▶ [Instructions for the task]
Please return the full listing below without altering anything.

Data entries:
==*==

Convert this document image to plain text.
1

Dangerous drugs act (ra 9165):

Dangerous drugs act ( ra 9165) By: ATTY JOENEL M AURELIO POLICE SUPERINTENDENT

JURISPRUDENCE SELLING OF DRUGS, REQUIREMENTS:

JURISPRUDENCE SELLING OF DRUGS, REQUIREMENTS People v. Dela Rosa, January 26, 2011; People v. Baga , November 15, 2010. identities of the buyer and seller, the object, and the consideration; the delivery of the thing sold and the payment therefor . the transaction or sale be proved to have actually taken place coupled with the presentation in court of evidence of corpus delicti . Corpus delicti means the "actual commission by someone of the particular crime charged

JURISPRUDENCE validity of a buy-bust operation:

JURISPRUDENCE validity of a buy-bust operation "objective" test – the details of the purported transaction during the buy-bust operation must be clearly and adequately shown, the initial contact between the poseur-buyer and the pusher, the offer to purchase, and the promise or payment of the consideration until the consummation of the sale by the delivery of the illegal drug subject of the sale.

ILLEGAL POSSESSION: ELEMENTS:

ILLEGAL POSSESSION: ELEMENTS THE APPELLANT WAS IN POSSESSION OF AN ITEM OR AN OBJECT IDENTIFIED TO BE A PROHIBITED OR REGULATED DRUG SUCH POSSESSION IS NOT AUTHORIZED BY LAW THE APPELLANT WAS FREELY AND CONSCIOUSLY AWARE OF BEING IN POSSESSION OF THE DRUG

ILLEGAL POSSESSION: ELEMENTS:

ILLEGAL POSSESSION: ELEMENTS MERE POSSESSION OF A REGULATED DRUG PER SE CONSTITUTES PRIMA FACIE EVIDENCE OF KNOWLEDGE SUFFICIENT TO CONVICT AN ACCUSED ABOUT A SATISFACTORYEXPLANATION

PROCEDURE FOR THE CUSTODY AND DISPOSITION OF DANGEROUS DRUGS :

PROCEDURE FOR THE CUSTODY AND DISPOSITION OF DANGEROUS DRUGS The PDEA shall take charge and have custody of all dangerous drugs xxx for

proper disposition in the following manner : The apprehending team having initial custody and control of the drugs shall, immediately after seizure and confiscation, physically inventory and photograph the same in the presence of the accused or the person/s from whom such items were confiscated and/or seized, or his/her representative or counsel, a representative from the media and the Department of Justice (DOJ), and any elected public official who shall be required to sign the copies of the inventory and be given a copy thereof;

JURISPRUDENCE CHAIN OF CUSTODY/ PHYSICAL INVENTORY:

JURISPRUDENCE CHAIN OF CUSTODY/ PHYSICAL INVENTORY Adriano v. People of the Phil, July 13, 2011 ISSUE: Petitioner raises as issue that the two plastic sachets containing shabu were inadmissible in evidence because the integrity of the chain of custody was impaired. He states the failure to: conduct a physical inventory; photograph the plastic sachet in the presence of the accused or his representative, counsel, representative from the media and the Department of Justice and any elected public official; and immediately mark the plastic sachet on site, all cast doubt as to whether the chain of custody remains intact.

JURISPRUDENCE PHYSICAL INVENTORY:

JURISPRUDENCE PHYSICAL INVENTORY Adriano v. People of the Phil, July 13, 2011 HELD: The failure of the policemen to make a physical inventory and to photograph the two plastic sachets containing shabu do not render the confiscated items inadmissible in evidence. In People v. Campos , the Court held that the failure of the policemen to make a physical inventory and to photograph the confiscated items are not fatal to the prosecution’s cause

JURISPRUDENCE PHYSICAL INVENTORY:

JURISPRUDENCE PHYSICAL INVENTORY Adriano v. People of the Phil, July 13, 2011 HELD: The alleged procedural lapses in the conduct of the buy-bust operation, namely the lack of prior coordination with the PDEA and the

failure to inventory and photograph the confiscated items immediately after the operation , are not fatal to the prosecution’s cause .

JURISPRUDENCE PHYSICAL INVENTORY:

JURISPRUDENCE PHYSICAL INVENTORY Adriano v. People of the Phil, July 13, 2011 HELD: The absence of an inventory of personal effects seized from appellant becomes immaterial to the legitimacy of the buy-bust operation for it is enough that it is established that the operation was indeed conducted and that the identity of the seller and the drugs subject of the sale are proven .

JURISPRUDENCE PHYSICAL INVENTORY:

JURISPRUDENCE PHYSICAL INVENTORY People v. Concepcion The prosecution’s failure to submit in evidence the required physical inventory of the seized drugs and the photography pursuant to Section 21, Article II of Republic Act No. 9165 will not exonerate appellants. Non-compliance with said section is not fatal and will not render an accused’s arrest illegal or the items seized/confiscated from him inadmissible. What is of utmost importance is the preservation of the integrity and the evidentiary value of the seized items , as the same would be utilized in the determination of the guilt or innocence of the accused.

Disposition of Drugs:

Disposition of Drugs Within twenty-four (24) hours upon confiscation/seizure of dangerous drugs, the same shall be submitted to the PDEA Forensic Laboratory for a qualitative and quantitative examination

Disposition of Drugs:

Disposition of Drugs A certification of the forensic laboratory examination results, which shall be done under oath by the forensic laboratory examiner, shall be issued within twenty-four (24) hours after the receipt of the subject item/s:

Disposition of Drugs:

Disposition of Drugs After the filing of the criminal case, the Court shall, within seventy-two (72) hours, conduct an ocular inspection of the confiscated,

==*==

▶ [Result]
Convert this document image to plain text.
1

Dangerous drugs act (ra 9165):

Dangerous drugs act ( ra 9165) By: ATTY JOENEL M AURELIO POLICE SUPERINTENDENT

JURISPRUDENCE SELLING OF DRUGS, REQUIREMENTS:

JURISPRUDENCE SELLING OF DRUGS, REQUIREMENTS People v. Dela Rosa, January 26, 2011; People v. Baga , November 15, 2010. identities of the buyer and seller, the object, and the consideration; the delivery of the thing sold and the payment therefor . the transaction or sale be proved to have actually taken place coupled with the presentation in court of evidence of corpus delicti . Corpus delicti means the "actual commission by someone of the particular crime charged

JURISPRUDENCE validity of a buy-bust operation:

JURISPRUDENCE validity of a buy-bust operation "objective" test – the details of the purported transaction during the buy-bust operation must be clearly and adequately shown, the initial contact between the poseur-buyer and the pusher, the offer to purchase, and the promise or payment of the consideration until the consummation of the sale by the delivery of the illegal drug subject of the sale.

ILLEGAL POSSESSION: ELEMENTS:

ILLEGAL POSSESSION: ELEMENTS THE APPELLANT WAS IN POSSESSION OF AN ITEM OR AN OBJECT IDENTIFIED TO BE A PROHIBITED OR REGULATED DRUG SUCH POSSESSION IS NOT AUTHORIZED BY LAW THE APPELLANT WAS FREELY AND CONSCIOUSLY AWARE OF BEING IN POSSESSION OF THE DRUG

ILLEGAL POSSESSION: ELEMENTS:

ILLEGAL POSSESSION: ELEMENTS MERE POSSESSION OF A REGULATED DRUG PER SE CONSTITUTES PRIMA FACIE EVIDENCE OF KNOWLEDGE SUFFICIENT TO CONVICT AN ACCUSED ABOUT A SATISFACTORYEXPLANATION

PROCEDURE FOR THE CUSTODY AND DISPOSITION OF DANGEROUS DRUGS :

PROCEDURE FOR THE CUSTODY AND DISPOSITION OF DANGEROUS DRUGS The PDEA shall take charge and have custody of all dangerous drugs xxx for

proper disposition in the following manner : The apprehending team having initial custody and control of the drugs shall, immediately after seizure and confiscation, physically inventory and photograph the same in the presence of the accused or the person/s from whom such items were confiscated and/or seized, or his/her representative or counsel, a representative from the media and the Department of Justice (DOJ), and any elected public official who shall be required to sign the copies of the inventory and be given a copy thereof;

JURISPRUDENCE CHAIN OF CUSTODY/ PHYSICAL INVENTORY:

JURISPRUDENCE CHAIN OF CUSTODY/ PHYSICAL INVENTORY Adriano v. People of the Phil, July 13, 2011 ISSUE: Petitioner raises as issue that the two plastic sachets containing shabu were inadmissible in evidence because the integrity of the chain of custody was impaired. He states the failure to: conduct a physical inventory; photograph the plastic sachet in the presence of the accused or his representative, counsel, representative from the media and the Department of Justice and any elected public official; and immediately mark the plastic sachet on site, all cast doubt as to whether the chain of custody remains intact.

JURISPRUDENCE PHYSICAL INVENTORY:

JURISPRUDENCE PHYSICAL INVENTORY Adriano v. People of the Phil, July 13, 2011 HELD: The failure of the policemen to make a physical inventory and to photograph the two plastic sachets containing shabu do not render the confiscated items inadmissible in evidence. In People v. Campos , the Court held that the failure of the policemen to make a physical inventory and to photograph the confiscated items are not fatal to the prosecution’s cause

JURISPRUDENCE PHYSICAL INVENTORY:

JURISPRUDENCE PHYSICAL INVENTORY Adriano v. People of the Phil, July 13, 2011 HELD: The alleged procedural lapses in the conduct of the buy-bust operation, namely the lack of prior coordination with the PDEA and the

failure to inventory and photograph the confiscated items immediately after the operation , are not fatal to the prosecution’s cause .

JURISPRUDENCE PHYSICAL INVENTORY:

JURISPRUDENCE PHYSICAL INVENTORY Adriano v. People of the Phil, July 13, 2011 HELD: The absence of an inventory of personal effects seized from appellant becomes immaterial to the legitimacy of the buy-bust operation for it is enough that it is established that the operation was indeed conducted and that the identity of the seller and the drugs subject of the sale are proven .

JURISPRUDENCE PHYSICAL INVENTORY:

JURISPRUDENCE PHYSICAL INVENTORY People v. Concepcion The prosecution’s failure to submit in evidence the required physical inventory of the seized drugs and the photography pursuant to Section 21, Article II of Republic Act No. 9165 will not exonerate appellants. Non-compliance with said section is not fatal and will not render an accused’s arrest illegal or the items seized/confiscated from him inadmissible. What is of utmost importance is the preservation of the integrity and the evidentiary value of the seized items , as the same would be utilized in the determination of the guilt or innocence of the accused.

Disposition of Drugs:

Disposition of Drugs Within twenty-four (24) hours upon confiscation/seizure of dangerous drugs, the same shall be submitted to the PDEA Forensic Laboratory for a qualitative and quantitative examination

Disposition of Drugs:

Disposition of Drugs A certification of the forensic laboratory examination results, which shall be done under oath by the forensic laboratory examiner, shall be issued within twenty-four (24) hours after the receipt of the subject item/s:

Disposition of Drugs:

Disposition of Drugs After the filing of the criminal case, the Court shall, within seventy-two (72) hours, conduct an ocular inspection of the confiscated,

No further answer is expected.